Write out each record again exactly as it stands.

--

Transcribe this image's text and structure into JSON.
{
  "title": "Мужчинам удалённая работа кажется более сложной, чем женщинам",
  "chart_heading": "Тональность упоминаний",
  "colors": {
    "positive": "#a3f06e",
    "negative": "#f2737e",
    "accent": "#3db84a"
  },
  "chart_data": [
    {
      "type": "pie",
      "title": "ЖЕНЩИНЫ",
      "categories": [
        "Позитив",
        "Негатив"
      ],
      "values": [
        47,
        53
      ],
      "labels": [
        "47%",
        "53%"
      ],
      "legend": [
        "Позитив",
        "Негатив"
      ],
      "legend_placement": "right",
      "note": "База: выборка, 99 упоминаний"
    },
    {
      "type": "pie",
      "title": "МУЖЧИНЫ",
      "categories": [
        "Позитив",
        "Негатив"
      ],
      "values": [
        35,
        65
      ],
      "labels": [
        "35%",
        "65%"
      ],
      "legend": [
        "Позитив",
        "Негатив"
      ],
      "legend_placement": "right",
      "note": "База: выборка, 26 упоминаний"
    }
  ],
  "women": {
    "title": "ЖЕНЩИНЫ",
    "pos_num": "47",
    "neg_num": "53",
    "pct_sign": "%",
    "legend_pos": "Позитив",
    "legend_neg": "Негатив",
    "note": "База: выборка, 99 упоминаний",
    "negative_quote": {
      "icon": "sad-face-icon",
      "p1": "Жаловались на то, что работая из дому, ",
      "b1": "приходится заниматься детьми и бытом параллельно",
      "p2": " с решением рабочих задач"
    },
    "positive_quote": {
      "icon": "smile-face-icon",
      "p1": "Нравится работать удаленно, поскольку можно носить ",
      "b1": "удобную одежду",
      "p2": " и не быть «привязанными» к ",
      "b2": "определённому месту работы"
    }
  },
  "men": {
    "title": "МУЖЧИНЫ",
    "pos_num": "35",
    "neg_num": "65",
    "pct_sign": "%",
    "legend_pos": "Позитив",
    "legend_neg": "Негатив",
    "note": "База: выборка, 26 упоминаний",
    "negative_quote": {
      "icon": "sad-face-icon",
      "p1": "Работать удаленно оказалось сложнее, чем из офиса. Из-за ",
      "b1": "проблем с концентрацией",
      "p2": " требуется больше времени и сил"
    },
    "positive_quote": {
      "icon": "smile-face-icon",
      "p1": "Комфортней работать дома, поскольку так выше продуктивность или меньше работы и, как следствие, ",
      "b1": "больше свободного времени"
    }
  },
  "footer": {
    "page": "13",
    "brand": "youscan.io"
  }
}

--

> _Problem solution_
Transcribe this image's text and structure into JSON.
{
  "title": "Мужчинам удалённая работа кажется более сложной, чем женщинам",
  "chart_heading": "Тональность упоминаний",
  "colors": {
    "positive": "#a3f06e",
    "negative": "#f2737e",
    "accent": "#3db84a"
  },
  "chart_data": [
    {
      "type": "pie",
      "title": "ЖЕНЩИНЫ",
      "categories": [
        "Позитив",
        "Негатив"
      ],
      "values": [
        47,
        53
      ],
      "labels": [
        "47%",
        "53%"
      ],
      "legend": [
        "Позитив",
        "Негатив"
      ],
      "legend_placement": "right",
      "note": "База: выборка, 99 упоминаний"
    },
    {
      "type": "pie",
      "title": "МУЖЧИНЫ",
      "categories": [
        "Позитив",
        "Негатив"
      ],
      "values": [
        35,
        65
      ],
      "labels": [
        "35%",
        "65%"
      ],
      "legend": [
        "Позитив",
        "Негатив"
      ],
      "legend_placement": "right",
      "note": "База: выборка, 26 упоминаний"
    }
  ],
  "women": {
    "title": "ЖЕНЩИНЫ",
    "pos_num": "47",
    "neg_num": "53",
    "pct_sign": "%",
    "legend_pos": "Позитив",
    "legend_neg": "Негатив",
    "note": "База: выборка, 99 упоминаний",
    "negative_quote": {
      "icon": "sad-face-icon",
      "p1": "Жаловались на то, что работая из дому, ",
      "b1": "приходится заниматься детьми и бытом параллельно",
      "p2": " с решением рабочих задач"
    },
    "positive_quote": {
      "icon": "smile-face-icon",
      "p1": "Нравится работать удаленно, поскольку можно носить ",
      "b1": "удобную одежду",
      "p2": " и не быть «привязанными» к ",
      "b2": "определённому месту работы"
    }
  },
  "men": {
    "title": "МУЖЧИНЫ",
    "pos_num": "35",
    "neg_num": "65",
    "pct_sign": "%",
    "legend_pos": "Позитив",
    "legend_neg": "Негатив",
    "note": "База: выборка, 26 упоминаний",
    "negative_quote": {
      "icon": "sad-face-icon",
      "p1": "Работать удаленно оказалось сложнее, чем из офиса. Из-за ",
      "b1": "проблем с концентрацией",
      "p2": " требуется больше времени и сил"
    },
    "positive_quote": {
      "icon": "smile-face-icon",
      "p1": "Комфортней работать дома, поскольку так выше продуктивность или меньше работы и, как следствие, ",
      "b1": "больше свободного времени"
    }
  },
  "footer": {
    "page": "13",
    "brand": "youscan.io"
  }
}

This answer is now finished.